··· Items

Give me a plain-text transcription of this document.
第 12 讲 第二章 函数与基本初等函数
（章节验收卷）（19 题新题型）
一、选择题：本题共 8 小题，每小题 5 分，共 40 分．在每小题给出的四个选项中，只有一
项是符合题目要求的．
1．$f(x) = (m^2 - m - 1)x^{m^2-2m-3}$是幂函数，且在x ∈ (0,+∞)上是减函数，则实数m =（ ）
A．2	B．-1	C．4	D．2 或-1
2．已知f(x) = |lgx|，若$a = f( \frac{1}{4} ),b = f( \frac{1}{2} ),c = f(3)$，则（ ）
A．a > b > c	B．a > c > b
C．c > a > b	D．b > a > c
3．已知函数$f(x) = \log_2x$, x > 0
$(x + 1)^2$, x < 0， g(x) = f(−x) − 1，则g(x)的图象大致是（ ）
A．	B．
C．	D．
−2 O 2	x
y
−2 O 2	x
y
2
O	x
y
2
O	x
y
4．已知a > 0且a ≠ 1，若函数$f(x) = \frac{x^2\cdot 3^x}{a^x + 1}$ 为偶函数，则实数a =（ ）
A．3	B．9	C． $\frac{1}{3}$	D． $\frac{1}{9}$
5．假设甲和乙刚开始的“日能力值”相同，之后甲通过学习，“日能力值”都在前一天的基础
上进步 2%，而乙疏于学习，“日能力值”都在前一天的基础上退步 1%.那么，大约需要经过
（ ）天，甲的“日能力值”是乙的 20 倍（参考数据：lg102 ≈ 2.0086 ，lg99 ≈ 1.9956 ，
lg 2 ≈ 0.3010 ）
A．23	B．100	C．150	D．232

······

▶ _The problem_
Output all of the data again. Match it exactly.

▶ _Output for this task_
Give me a plain-text transcription of this document.
第 12 讲 第二章 函数与基本初等函数
（章节验收卷）（19 题新题型）
一、选择题：本题共 8 小题，每小题 5 分，共 40 分．在每小题给出的四个选项中，只有一
项是符合题目要求的．
1．$f(x) = (m^2 - m - 1)x^{m^2-2m-3}$是幂函数，且在x ∈ (0,+∞)上是减函数，则实数m =（ ）
A．2	B．-1	C．4	D．2 或-1
2．已知f(x) = |lgx|，若$a = f( \frac{1}{4} ),b = f( \frac{1}{2} ),c = f(3)$，则（ ）
A．a > b > c	B．a > c > b
C．c > a > b	D．b > a > c
3．已知函数$f(x) = \log_2x$, x > 0
$(x + 1)^2$, x < 0， g(x) = f(−x) − 1，则g(x)的图象大致是（ ）
A．	B．
C．	D．
−2 O 2	x
y
−2 O 2	x
y
2
O	x
y
2
O	x
y
4．已知a > 0且a ≠ 1，若函数$f(x) = \frac{x^2\cdot 3^x}{a^x + 1}$ 为偶函数，则实数a =（ ）
A．3	B．9	C． $\frac{1}{3}$	D． $\frac{1}{9}$
5．假设甲和乙刚开始的“日能力值”相同，之后甲通过学习，“日能力值”都在前一天的基础
上进步 2%，而乙疏于学习，“日能力值”都在前一天的基础上退步 1%.那么，大约需要经过
（ ）天，甲的“日能力值”是乙的 20 倍（参考数据：lg102 ≈ 2.0086 ，lg99 ≈ 1.9956 ，
lg 2 ≈ 0.3010 ）
A．23	B．100	C．150	D．232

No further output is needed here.